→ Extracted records

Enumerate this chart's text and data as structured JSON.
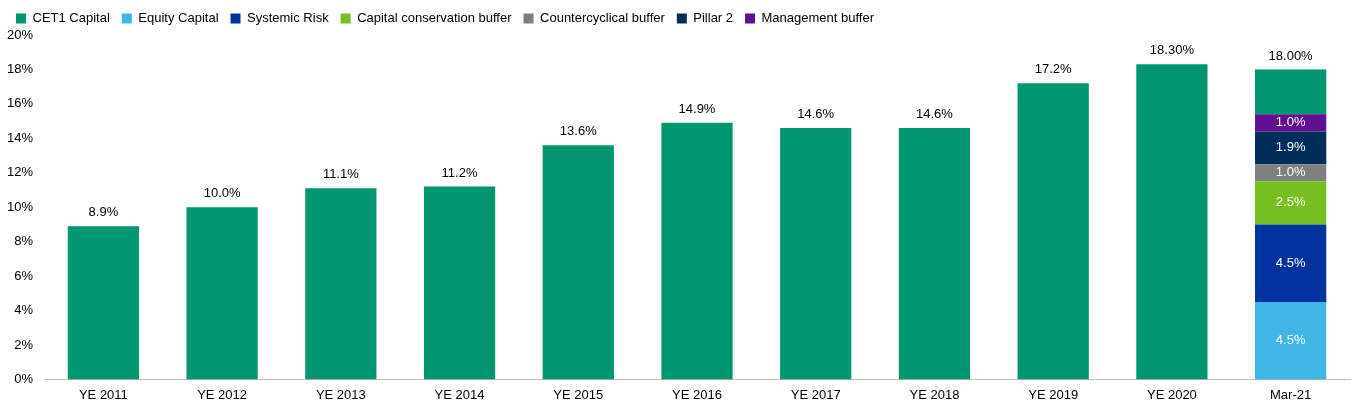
{
  "chart_data": {
    "type": "bar",
    "stacked": true,
    "legend": "top",
    "grid": false,
    "categories": [
      "YE 2011",
      "YE 2012",
      "YE 2013",
      "YE 2014",
      "YE 2015",
      "YE 2016",
      "YE 2017",
      "YE 2018",
      "YE 2019",
      "YE 2020",
      "Mar-21"
    ],
    "ylim": [
      0,
      20
    ],
    "yticks": [
      {
        "value": 0,
        "label": "0%"
      },
      {
        "value": 2,
        "label": "2%"
      },
      {
        "value": 4,
        "label": "4%"
      },
      {
        "value": 6,
        "label": "6%"
      },
      {
        "value": 8,
        "label": "8%"
      },
      {
        "value": 10,
        "label": "10%"
      },
      {
        "value": 12,
        "label": "12%"
      },
      {
        "value": 14,
        "label": "14%"
      },
      {
        "value": 16,
        "label": "16%"
      },
      {
        "value": 18,
        "label": "18%"
      },
      {
        "value": 20,
        "label": "20%"
      }
    ],
    "series": [
      {
        "name": "Equity Capital",
        "color": "#41b6e6",
        "values": [
          null,
          null,
          null,
          null,
          null,
          null,
          null,
          null,
          null,
          null,
          4.5
        ],
        "value_labels": [
          null,
          null,
          null,
          null,
          null,
          null,
          null,
          null,
          null,
          null,
          "4.5%"
        ]
      },
      {
        "name": "Systemic Risk",
        "color": "#0033a0",
        "values": [
          null,
          null,
          null,
          null,
          null,
          null,
          null,
          null,
          null,
          null,
          4.5
        ],
        "value_labels": [
          null,
          null,
          null,
          null,
          null,
          null,
          null,
          null,
          null,
          null,
          "4.5%"
        ]
      },
      {
        "name": "Capital conservation buffer",
        "color": "#78be20",
        "values": [
          null,
          null,
          null,
          null,
          null,
          null,
          null,
          null,
          null,
          null,
          2.5
        ],
        "value_labels": [
          null,
          null,
          null,
          null,
          null,
          null,
          null,
          null,
          null,
          null,
          "2.5%"
        ]
      },
      {
        "name": "Countercyclical buffer",
        "color": "#7f7f7f",
        "values": [
          null,
          null,
          null,
          null,
          null,
          null,
          null,
          null,
          null,
          null,
          1.0
        ],
        "value_labels": [
          null,
          null,
          null,
          null,
          null,
          null,
          null,
          null,
          null,
          null,
          "1.0%"
        ]
      },
      {
        "name": "Pillar 2",
        "color": "#002d5a",
        "values": [
          null,
          null,
          null,
          null,
          null,
          null,
          null,
          null,
          null,
          null,
          1.9
        ],
        "value_labels": [
          null,
          null,
          null,
          null,
          null,
          null,
          null,
          null,
          null,
          null,
          "1.9%"
        ]
      },
      {
        "name": "Management buffer",
        "color": "#5f0f8f",
        "values": [
          null,
          null,
          null,
          null,
          null,
          null,
          null,
          null,
          null,
          null,
          1.0
        ],
        "value_labels": [
          null,
          null,
          null,
          null,
          null,
          null,
          null,
          null,
          null,
          null,
          "1.0%"
        ]
      },
      {
        "name": "CET1 Capital",
        "color": "#00966f",
        "values": [
          8.9,
          10.0,
          11.1,
          11.2,
          13.6,
          14.9,
          14.6,
          14.6,
          17.2,
          18.3,
          2.6
        ]
      }
    ],
    "totals": [
      "8.9%",
      "10.0%",
      "11.1%",
      "11.2%",
      "13.6%",
      "14.9%",
      "14.6%",
      "14.6%",
      "17.2%",
      "18.30%",
      "18.00%"
    ]
  }
}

→ WHAT YOU HAVE TO DO
From start to finish, output the listing exactly, but omit its pictures.

→ WRITTEN REPLY
Enumerate this chart's text and data as structured JSON.
{
  "chart_data": {
    "type": "bar",
    "stacked": true,
    "legend": "top",
    "grid": false,
    "categories": [
      "YE 2011",
      "YE 2012",
      "YE 2013",
      "YE 2014",
      "YE 2015",
      "YE 2016",
      "YE 2017",
      "YE 2018",
      "YE 2019",
      "YE 2020",
      "Mar-21"
    ],
    "ylim": [
      0,
      20
    ],
    "yticks": [
      {
        "value": 0,
        "label": "0%"
      },
      {
        "value": 2,
        "label": "2%"
      },
      {
        "value": 4,
        "label": "4%"
      },
      {
        "value": 6,
        "label": "6%"
      },
      {
        "value": 8,
        "label": "8%"
      },
      {
        "value": 10,
        "label": "10%"
      },
      {
        "value": 12,
        "label": "12%"
      },
      {
        "value": 14,
        "label": "14%"
      },
      {
        "value": 16,
        "label": "16%"
      },
      {
        "value": 18,
        "label": "18%"
      },
      {
        "value": 20,
        "label": "20%"
      }
    ],
    "series": [
      {
        "name": "Equity Capital",
        "color": "#41b6e6",
        "values": [
          null,
          null,
          null,
          null,
          null,
          null,
          null,
          null,
          null,
          null,
          4.5
        ],
        "value_labels": [
          null,
          null,
          null,
          null,
          null,
          null,
          null,
          null,
          null,
          null,
          "4.5%"
        ]
      },
      {
        "name": "Systemic Risk",
        "color": "#0033a0",
        "values": [
          null,
          null,
          null,
          null,
          null,
          null,
          null,
          null,
          null,
          null,
          4.5
        ],
        "value_labels": [
          null,
          null,
          null,
          null,
          null,
          null,
          null,
          null,
          null,
          null,
          "4.5%"
        ]
      },
      {
        "name": "Capital conservation buffer",
        "color": "#78be20",
        "values": [
          null,
          null,
          null,
          null,
          null,
          null,
          null,
          null,
          null,
          null,
          2.5
        ],
        "value_labels": [
          null,
          null,
          null,
          null,
          null,
          null,
          null,
          null,
          null,
          null,
          "2.5%"
        ]
      },
      {
        "name": "Countercyclical buffer",
        "color": "#7f7f7f",
        "values": [
          null,
          null,
          null,
          null,
          null,
          null,
          null,
          null,
          null,
          null,
          1.0
        ],
        "value_labels": [
          null,
          null,
          null,
          null,
          null,
          null,
          null,
          null,
          null,
          null,
          "1.0%"
        ]
      },
      {
        "name": "Pillar 2",
        "color": "#002d5a",
        "values": [
          null,
          null,
          null,
          null,
          null,
          null,
          null,
          null,
          null,
          null,
          1.9
        ],
        "value_labels": [
          null,
          null,
          null,
          null,
          null,
          null,
          null,
          null,
          null,
          null,
          "1.9%"
        ]
      },
      {
        "name": "Management buffer",
        "color": "#5f0f8f",
        "values": [
          null,
          null,
          null,
          null,
          null,
          null,
          null,
          null,
          null,
          null,
          1.0
        ],
        "value_labels": [
          null,
          null,
          null,
          null,
          null,
          null,
          null,
          null,
          null,
          null,
          "1.0%"
        ]
      },
      {
        "name": "CET1 Capital",
        "color": "#00966f",
        "values": [
          8.9,
          10.0,
          11.1,
          11.2,
          13.6,
          14.9,
          14.6,
          14.6,
          17.2,
          18.3,
          2.6
        ]
      }
    ],
    "totals": [
      "8.9%",
      "10.0%",
      "11.1%",
      "11.2%",
      "13.6%",
      "14.9%",
      "14.6%",
      "14.6%",
      "17.2%",
      "18.30%",
      "18.00%"
    ]
  }
}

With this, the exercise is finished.